What you have to do:
Below are some entries. Copy each line in them that holds "kann".
+++ Exercise materials
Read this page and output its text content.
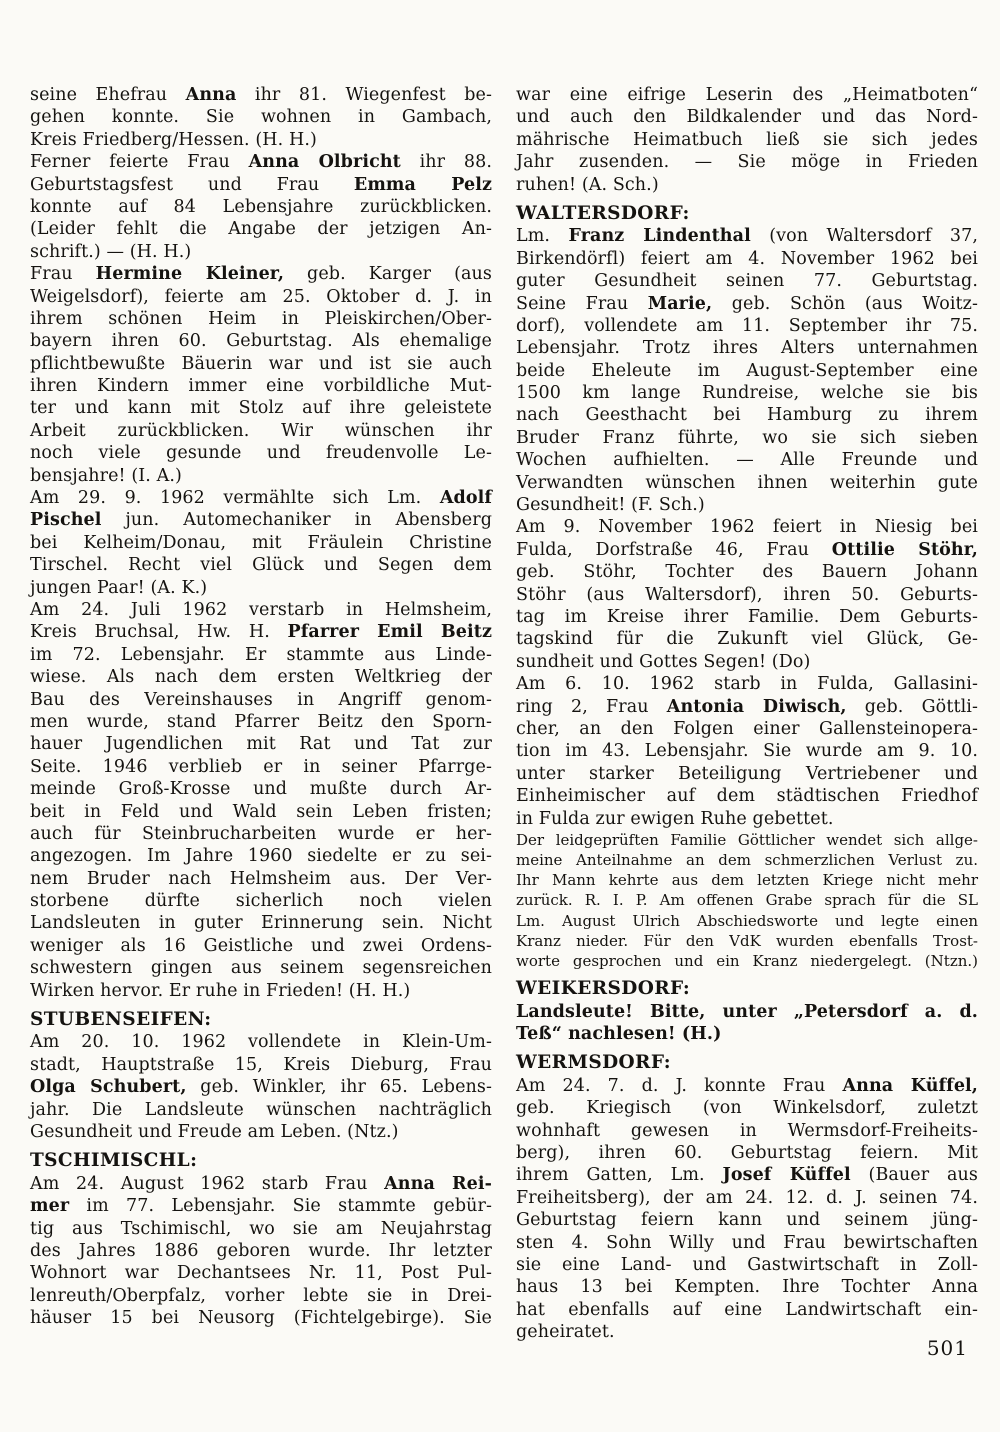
seine Ehefrau Anna ihr 81. Wiegenfest be-
gehen konnte. Sie wohnen in Gambach,
Kreis Friedberg/Hessen. (H. H.)
Ferner feierte Frau Anna Olbricht ihr 88.
Geburtstagsfest und Frau Emma Pelz
konnte auf 84 Lebensjahre zurückblicken.
(Leider fehlt die Angabe der jetzigen An-
schrift.) — (H. H.)
Frau Hermine Kleiner, geb. Karger (aus
Weigelsdorf), feierte am 25. Oktober d. J. in
ihrem schönen Heim in Pleiskirchen/Ober-
bayern ihren 60. Geburtstag. Als ehemalige
pflichtbewußte Bäuerin war und ist sie auch
ihren Kindern immer eine vorbildliche Mut-
ter und kann mit Stolz auf ihre geleistete
Arbeit zurückblicken. Wir wünschen ihr
noch viele gesunde und freudenvolle Le-
bensjahre! (I. A.)
Am 29. 9. 1962 vermählte sich Lm. Adolf
Pischel jun. Automechaniker in Abensberg
bei Kelheim/Donau, mit Fräulein Christine
Tirschel. Recht viel Glück und Segen dem
jungen Paar! (A. K.)
Am 24. Juli 1962 verstarb in Helmsheim,
Kreis Bruchsal, Hw. H. Pfarrer Emil Beitz
im 72. Lebensjahr. Er stammte aus Linde-
wiese. Als nach dem ersten Weltkrieg der
Bau des Vereinshauses in Angriff genom-
men wurde, stand Pfarrer Beitz den Sporn-
hauer Jugendlichen mit Rat und Tat zur
Seite. 1946 verblieb er in seiner Pfarrge-
meinde Groß-Krosse und mußte durch Ar-
beit in Feld und Wald sein Leben fristen;
auch für Steinbrucharbeiten wurde er her-
angezogen. Im Jahre 1960 siedelte er zu sei-
nem Bruder nach Helmsheim aus. Der Ver-
storbene dürfte sicherlich noch vielen
Landsleuten in guter Erinnerung sein. Nicht
weniger als 16 Geistliche und zwei Ordens-
schwestern gingen aus seinem segensreichen
Wirken hervor. Er ruhe in Frieden! (H. H.)
STUBENSEIFEN:
Am 20. 10. 1962 vollendete in Klein-Um-
stadt, Hauptstraße 15, Kreis Dieburg, Frau
Olga Schubert, geb. Winkler, ihr 65. Lebens-
jahr. Die Landsleute wünschen nachträglich
Gesundheit und Freude am Leben. (Ntz.)
TSCHIMISCHL:
Am 24. August 1962 starb Frau Anna Rei-
mer im 77. Lebensjahr. Sie stammte gebür-
tig aus Tschimischl, wo sie am Neujahrstag
des Jahres 1886 geboren wurde. Ihr letzter
Wohnort war Dechantsees Nr. 11, Post Pul-
lenreuth/Oberpfalz, vorher lebte sie in Drei-
häuser 15 bei Neusorg (Fichtelgebirge). Sie
war eine eifrige Leserin des „Heimatboten“
und auch den Bildkalender und das Nord-
mährische Heimatbuch ließ sie sich jedes
Jahr zusenden. — Sie möge in Frieden
ruhen! (A. Sch.)
WALTERSDORF:
Lm. Franz Lindenthal (von Waltersdorf 37,
Birkendörfl) feiert am 4. November 1962 bei
guter Gesundheit seinen 77. Geburtstag.
Seine Frau Marie, geb. Schön (aus Woitz-
dorf), vollendete am 11. September ihr 75.
Lebensjahr. Trotz ihres Alters unternahmen
beide Eheleute im August-September eine
1500 km lange Rundreise, welche sie bis
nach Geesthacht bei Hamburg zu ihrem
Bruder Franz führte, wo sie sich sieben
Wochen aufhielten. — Alle Freunde und
Verwandten wünschen ihnen weiterhin gute
Gesundheit! (F. Sch.)
Am 9. November 1962 feiert in Niesig bei
Fulda, Dorfstraße 46, Frau Ottilie Stöhr,
geb. Stöhr, Tochter des Bauern Johann
Stöhr (aus Waltersdorf), ihren 50. Geburts-
tag im Kreise ihrer Familie. Dem Geburts-
tagskind für die Zukunft viel Glück, Ge-
sundheit und Gottes Segen! (Do)
Am 6. 10. 1962 starb in Fulda, Gallasini-
ring 2, Frau Antonia Diwisch, geb. Göttli-
cher, an den Folgen einer Gallensteinopera-
tion im 43. Lebensjahr. Sie wurde am 9. 10.
unter starker Beteiligung Vertriebener und
Einheimischer auf dem städtischen Friedhof
in Fulda zur ewigen Ruhe gebettet.
Der leidgeprüften Familie Göttlicher wendet sich allge-
meine Anteilnahme an dem schmerzlichen Verlust zu.
Ihr Mann kehrte aus dem letzten Kriege nicht mehr
zurück. R. I. P. Am offenen Grabe sprach für die SL
Lm. August Ulrich Abschiedsworte und legte einen
Kranz nieder. Für den VdK wurden ebenfalls Trost-
worte gesprochen und ein Kranz niedergelegt. (Ntzn.)
WEIKERSDORF:
Landsleute! Bitte, unter „Petersdorf a. d.
Teß“ nachlesen! (H.)
WERMSDORF:
Am 24. 7. d. J. konnte Frau Anna Küffel,
geb. Kriegisch (von Winkelsdorf, zuletzt
wohnhaft gewesen in Wermsdorf-Freiheits-
berg), ihren 60. Geburtstag feiern. Mit
ihrem Gatten, Lm. Josef Küffel (Bauer aus
Freiheitsberg), der am 24. 12. d. J. seinen 74.
Geburtstag feiern kann und seinem jüng-
sten 4. Sohn Willy und Frau bewirtschaften
sie eine Land- und Gastwirtschaft in Zoll-
haus 13 bei Kempten. Ihre Tochter Anna
hat ebenfalls auf eine Landwirtschaft ein-
geheiratet.
501
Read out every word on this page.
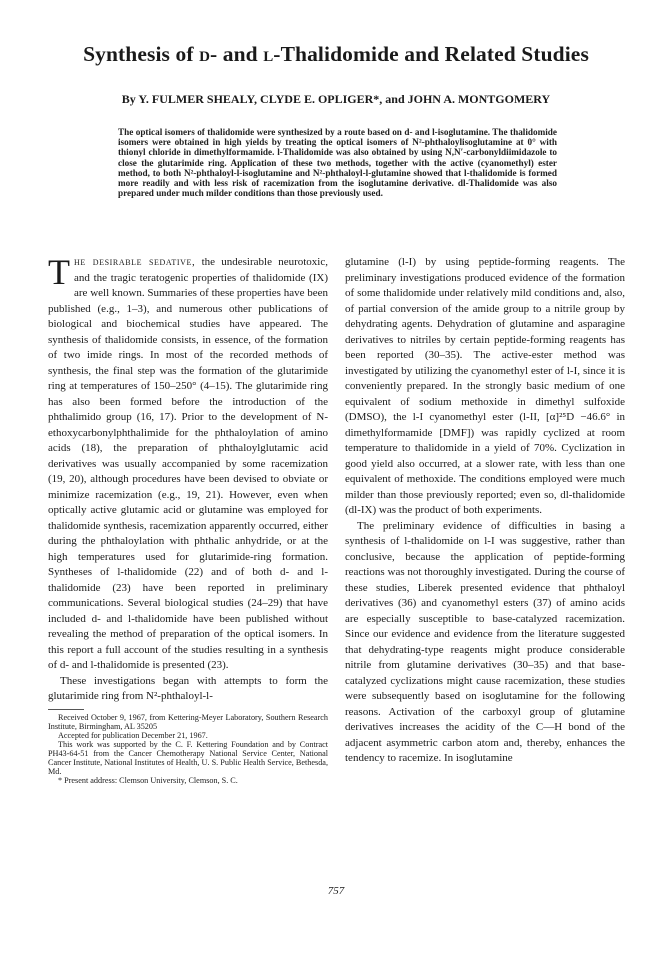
Synthesis of d- and l-Thalidomide and Related Studies
By Y. FULMER SHEALY, CLYDE E. OPLIGER*, and JOHN A. MONTGOMERY
The optical isomers of thalidomide were synthesized by a route based on d- and l-isoglutamine. The thalidomide isomers were obtained in high yields by treating the optical isomers of N²-phthaloylisoglutamine at 0° with thionyl chloride in dimethylformamide. l-Thalidomide was also obtained by using N,N′-carbonyldiimidazole to close the glutarimide ring. Application of these two methods, together with the active (cyanomethyl) ester method, to both N²-phthaloyl-l-isoglutamine and N²-phthaloyl-l-glutamine showed that l-thalidomide is formed more readily and with less risk of racemization from the isoglutamine derivative. dl-Thalidomide was also prepared under much milder conditions than those previously used.

The desirable sedative, the undesirable neurotoxic, and the tragic teratogenic properties of thalidomide (IX) are well known. Summaries of these properties have been published (e.g., 1–3), and numerous other publications of biological and biochemical studies have appeared. The synthesis of thalidomide consists, in essence, of the formation of two imide rings. In most of the recorded methods of synthesis, the final step was the formation of the glutarimide ring at temperatures of 150–250° (4–15). The glutarimide ring has also been formed before the introduction of the phthalimido group (16, 17). Prior to the development of N-ethoxycarbonylphthalimide for the phthaloylation of amino acids (18), the preparation of phthaloylglutamic acid derivatives was usually accompanied by some racemization (19, 20), although procedures have been devised to obviate or minimize racemization (e.g., 19, 21). However, even when optically active glutamic acid or glutamine was employed for thalidomide synthesis, racemization apparently occurred, either during the phthaloylation with phthalic anhydride, or at the high temperatures used for glutarimide-ring formation. Syntheses of l-thalidomide (22) and of both d- and l-thalidomide (23) have been reported in preliminary communications. Several biological studies (24–29) that have included d- and l-thalidomide have been published without revealing the method of preparation of the optical isomers. In this report a full account of the studies resulting in a synthesis of d- and l-thalidomide is presented (23).

These investigations began with attempts to form the glutarimide ring from N²-phthaloyl-l-

Received October 9, 1967, from Kettering-Meyer Laboratory, Southern Research Institute, Birmingham, AL 35205

Accepted for publication December 21, 1967.

This work was supported by the C. F. Kettering Foundation and by Contract PH43-64-51 from the Cancer Chemotherapy National Service Center, National Cancer Institute, National Institutes of Health, U. S. Public Health Service, Bethesda, Md.

* Present address: Clemson University, Clemson, S. C.

glutamine (l-I) by using peptide-forming reagents. The preliminary investigations produced evidence of the formation of some thalidomide under relatively mild conditions and, also, of partial conversion of the amide group to a nitrile group by dehydrating agents. Dehydration of glutamine and asparagine derivatives to nitriles by certain peptide-forming reagents has been reported (30–35). The active-ester method was investigated by utilizing the cyanomethyl ester of l-I, since it is conveniently prepared. In the strongly basic medium of one equivalent of sodium methoxide in dimethyl sulfoxide (DMSO), the l-I cyanomethyl ester (l-II, [α]²⁵D −46.6° in dimethylformamide [DMF]) was rapidly cyclized at room temperature to thalidomide in a yield of 70%. Cyclization in good yield also occurred, at a slower rate, with less than one equivalent of methoxide. The conditions employed were much milder than those previously reported; even so, dl-thalidomide (dl-IX) was the product of both experiments.

The preliminary evidence of difficulties in basing a synthesis of l-thalidomide on l-I was suggestive, rather than conclusive, because the application of peptide-forming reactions was not thoroughly investigated. During the course of these studies, Liberek presented evidence that phthaloyl derivatives (36) and cyanomethyl esters (37) of amino acids are especially susceptible to base-catalyzed racemization. Since our evidence and evidence from the literature suggested that dehydrating-type reagents might produce considerable nitrile from glutamine derivatives (30–35) and that base-catalyzed cyclizations might cause racemization, these studies were subsequently based on isoglutamine for the following reasons. Activation of the carboxyl group of glutamine derivatives increases the acidity of the C—H bond of the adjacent asymmetric carbon atom and, thereby, enhances the tendency to racemize. In isoglutamine

757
++++++
Response to the task:
ter und kann mit Stolz auf ihre geleistete
Geburtstag feiern kann und seinem jüng-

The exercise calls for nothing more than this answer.